**** Records ****

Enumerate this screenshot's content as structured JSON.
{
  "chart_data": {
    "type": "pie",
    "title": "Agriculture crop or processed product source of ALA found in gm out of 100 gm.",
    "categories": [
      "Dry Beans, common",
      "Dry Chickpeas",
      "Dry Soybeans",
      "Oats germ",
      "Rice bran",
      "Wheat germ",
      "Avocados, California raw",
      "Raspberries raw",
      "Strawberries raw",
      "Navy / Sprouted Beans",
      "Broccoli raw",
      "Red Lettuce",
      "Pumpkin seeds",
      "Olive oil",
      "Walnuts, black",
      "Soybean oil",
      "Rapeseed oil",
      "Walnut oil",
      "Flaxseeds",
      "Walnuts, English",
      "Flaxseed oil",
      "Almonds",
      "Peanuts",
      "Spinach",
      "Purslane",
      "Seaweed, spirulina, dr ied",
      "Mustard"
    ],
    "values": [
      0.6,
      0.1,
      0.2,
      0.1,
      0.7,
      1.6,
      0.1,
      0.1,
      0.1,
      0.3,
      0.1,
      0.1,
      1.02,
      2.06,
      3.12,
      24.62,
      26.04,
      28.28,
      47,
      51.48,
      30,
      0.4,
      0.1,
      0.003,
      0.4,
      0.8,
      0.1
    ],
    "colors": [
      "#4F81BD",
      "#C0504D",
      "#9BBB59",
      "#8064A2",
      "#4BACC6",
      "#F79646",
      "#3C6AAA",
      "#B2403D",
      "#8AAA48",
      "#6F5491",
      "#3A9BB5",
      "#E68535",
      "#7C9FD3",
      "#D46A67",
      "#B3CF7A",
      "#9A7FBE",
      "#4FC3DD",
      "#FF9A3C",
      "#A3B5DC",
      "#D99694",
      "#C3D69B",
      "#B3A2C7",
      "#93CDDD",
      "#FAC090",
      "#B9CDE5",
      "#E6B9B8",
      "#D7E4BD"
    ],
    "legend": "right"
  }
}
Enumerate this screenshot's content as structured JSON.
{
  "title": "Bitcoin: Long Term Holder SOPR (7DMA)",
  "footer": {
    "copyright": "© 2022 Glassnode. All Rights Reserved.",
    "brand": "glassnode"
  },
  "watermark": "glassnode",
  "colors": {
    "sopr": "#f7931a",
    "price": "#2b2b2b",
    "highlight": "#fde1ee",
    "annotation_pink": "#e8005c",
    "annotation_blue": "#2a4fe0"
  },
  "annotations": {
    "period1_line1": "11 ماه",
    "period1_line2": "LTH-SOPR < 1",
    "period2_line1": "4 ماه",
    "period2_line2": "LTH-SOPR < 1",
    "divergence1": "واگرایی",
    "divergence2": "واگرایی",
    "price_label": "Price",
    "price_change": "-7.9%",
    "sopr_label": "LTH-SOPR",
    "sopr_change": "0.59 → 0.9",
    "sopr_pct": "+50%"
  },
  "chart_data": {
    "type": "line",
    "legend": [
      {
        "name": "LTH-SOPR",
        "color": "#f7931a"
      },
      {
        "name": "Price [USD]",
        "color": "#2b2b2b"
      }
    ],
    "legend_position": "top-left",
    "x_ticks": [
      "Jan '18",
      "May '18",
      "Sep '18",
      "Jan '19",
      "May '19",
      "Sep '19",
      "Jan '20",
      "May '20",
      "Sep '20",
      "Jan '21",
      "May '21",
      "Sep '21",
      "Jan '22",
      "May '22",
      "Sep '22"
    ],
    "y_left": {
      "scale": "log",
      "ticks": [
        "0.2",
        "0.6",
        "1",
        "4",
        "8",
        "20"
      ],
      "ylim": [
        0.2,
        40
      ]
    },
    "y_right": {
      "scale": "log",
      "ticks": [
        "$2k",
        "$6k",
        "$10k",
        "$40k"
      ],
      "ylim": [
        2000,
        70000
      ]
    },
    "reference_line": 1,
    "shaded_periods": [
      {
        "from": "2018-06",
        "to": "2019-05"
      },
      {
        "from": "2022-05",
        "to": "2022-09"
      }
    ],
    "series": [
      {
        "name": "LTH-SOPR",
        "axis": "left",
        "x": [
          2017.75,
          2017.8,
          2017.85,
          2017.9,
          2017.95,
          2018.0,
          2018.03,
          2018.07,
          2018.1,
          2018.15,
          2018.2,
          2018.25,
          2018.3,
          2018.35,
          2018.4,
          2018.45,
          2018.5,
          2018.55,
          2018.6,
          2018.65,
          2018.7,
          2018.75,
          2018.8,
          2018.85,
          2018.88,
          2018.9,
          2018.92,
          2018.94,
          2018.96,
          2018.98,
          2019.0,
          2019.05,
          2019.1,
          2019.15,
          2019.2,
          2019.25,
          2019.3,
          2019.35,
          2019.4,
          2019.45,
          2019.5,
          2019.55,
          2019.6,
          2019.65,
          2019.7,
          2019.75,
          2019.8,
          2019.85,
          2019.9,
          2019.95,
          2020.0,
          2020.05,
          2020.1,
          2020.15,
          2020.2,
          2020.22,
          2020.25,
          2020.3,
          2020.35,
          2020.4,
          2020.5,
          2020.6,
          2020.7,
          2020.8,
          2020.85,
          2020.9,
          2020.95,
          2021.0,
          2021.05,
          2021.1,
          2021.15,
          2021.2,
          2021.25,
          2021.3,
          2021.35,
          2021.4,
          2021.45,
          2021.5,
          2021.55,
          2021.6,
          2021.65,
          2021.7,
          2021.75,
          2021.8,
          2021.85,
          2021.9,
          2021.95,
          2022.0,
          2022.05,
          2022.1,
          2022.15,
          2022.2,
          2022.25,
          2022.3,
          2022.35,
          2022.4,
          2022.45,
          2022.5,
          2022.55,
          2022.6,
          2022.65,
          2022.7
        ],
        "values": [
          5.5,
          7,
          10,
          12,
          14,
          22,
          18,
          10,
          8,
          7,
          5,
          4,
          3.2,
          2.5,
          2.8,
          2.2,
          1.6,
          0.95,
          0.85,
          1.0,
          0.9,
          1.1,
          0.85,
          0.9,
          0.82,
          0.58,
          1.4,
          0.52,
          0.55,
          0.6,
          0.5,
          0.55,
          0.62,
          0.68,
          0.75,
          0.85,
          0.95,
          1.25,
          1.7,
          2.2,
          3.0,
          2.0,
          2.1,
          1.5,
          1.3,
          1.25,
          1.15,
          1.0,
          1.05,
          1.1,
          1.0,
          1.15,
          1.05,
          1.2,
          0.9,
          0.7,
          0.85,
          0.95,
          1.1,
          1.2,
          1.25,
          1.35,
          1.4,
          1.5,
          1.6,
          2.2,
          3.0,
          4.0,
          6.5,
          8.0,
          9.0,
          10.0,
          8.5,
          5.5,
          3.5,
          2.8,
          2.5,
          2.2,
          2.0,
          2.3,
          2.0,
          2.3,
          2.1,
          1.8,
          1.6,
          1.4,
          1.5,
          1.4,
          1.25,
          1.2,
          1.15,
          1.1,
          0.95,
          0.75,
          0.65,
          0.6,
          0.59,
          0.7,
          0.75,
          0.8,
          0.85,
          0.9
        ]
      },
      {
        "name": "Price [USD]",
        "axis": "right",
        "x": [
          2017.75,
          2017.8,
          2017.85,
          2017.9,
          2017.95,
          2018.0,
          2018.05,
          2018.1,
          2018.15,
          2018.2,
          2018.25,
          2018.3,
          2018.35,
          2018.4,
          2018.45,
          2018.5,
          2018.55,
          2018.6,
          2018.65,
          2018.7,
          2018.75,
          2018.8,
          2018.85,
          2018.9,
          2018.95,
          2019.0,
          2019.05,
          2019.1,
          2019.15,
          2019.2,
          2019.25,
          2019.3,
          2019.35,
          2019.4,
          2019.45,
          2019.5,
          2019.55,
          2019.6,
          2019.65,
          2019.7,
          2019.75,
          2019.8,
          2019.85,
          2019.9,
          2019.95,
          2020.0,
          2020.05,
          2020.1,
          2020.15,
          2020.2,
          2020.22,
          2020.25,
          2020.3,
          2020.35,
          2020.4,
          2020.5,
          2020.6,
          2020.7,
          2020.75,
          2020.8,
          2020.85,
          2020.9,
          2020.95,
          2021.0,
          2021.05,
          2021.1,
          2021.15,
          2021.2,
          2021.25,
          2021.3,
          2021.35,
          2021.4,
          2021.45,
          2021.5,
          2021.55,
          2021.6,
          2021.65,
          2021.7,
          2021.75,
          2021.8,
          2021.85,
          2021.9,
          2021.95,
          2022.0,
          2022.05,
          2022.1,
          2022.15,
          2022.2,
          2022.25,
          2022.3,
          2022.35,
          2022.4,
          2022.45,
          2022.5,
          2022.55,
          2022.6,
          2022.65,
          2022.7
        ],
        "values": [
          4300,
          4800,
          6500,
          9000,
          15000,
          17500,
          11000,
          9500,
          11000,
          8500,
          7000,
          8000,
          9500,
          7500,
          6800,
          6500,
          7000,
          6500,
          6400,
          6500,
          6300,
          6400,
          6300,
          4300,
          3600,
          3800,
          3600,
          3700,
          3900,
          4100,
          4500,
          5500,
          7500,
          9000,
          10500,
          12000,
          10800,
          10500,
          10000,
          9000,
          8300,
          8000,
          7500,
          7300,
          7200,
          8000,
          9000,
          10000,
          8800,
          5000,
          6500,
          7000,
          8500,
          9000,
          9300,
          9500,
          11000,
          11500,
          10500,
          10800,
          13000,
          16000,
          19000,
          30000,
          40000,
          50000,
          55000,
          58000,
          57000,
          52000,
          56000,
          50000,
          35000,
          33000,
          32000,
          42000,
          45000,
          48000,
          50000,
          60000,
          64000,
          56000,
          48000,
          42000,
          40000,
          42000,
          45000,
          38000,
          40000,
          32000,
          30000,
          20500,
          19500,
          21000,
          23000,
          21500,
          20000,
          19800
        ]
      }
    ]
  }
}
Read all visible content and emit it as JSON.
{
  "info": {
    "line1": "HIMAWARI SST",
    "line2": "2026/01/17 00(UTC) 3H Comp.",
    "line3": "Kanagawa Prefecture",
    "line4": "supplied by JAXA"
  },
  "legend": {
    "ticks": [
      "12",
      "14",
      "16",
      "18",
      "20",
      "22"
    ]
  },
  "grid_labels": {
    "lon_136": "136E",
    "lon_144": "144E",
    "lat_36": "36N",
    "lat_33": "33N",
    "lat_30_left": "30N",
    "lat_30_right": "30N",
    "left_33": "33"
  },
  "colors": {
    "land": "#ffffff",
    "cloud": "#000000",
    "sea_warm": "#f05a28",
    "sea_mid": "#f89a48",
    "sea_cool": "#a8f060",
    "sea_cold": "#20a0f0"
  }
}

****

## Aim of the task
Take each line of the material that contains the word "واگرایی" and list it.

## Answer to the task
    "divergence1": "واگرایی",
    "divergence2": "واگرایی",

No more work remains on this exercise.